## INSTRUCTIONS TO FOLLOW
Locate each line with the string "this" in the listing below and copy it.

## INFORMATION SHOWN

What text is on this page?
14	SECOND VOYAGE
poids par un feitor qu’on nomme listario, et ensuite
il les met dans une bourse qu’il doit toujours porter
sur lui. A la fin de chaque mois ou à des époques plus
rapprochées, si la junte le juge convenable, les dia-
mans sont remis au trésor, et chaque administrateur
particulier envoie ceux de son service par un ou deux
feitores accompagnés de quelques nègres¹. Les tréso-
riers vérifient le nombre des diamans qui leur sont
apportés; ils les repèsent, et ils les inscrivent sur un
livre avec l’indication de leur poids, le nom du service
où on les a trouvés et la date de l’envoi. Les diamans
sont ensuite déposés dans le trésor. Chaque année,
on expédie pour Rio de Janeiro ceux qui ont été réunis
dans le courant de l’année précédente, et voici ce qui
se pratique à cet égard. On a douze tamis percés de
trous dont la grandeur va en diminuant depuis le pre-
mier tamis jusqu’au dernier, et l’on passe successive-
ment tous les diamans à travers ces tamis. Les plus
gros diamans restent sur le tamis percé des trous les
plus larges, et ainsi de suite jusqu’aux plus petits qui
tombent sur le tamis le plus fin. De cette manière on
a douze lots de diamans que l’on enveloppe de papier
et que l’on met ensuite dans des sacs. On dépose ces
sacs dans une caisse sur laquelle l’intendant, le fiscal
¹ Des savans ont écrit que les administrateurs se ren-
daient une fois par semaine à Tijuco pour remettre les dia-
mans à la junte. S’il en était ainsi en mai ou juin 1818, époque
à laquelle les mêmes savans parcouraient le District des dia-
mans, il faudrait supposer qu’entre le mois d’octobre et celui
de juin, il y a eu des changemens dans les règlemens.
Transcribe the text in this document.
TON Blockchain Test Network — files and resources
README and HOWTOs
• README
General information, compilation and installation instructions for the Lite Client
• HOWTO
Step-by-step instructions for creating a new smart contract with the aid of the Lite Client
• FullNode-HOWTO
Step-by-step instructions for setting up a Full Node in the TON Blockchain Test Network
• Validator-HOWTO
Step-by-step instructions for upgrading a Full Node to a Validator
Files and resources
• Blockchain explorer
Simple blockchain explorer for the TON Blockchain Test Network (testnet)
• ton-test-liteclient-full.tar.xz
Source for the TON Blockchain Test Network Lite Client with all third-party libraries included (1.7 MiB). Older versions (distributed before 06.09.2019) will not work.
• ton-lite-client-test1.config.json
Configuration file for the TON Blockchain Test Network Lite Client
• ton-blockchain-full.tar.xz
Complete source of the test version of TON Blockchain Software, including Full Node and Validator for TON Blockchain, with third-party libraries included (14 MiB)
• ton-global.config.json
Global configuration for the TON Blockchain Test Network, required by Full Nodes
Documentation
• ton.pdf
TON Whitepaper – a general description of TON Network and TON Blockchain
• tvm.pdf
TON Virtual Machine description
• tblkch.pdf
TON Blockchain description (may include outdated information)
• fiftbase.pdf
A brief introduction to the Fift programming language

## THE COMPLETED TASK
What text is on this page?
Transcribe the text in this document.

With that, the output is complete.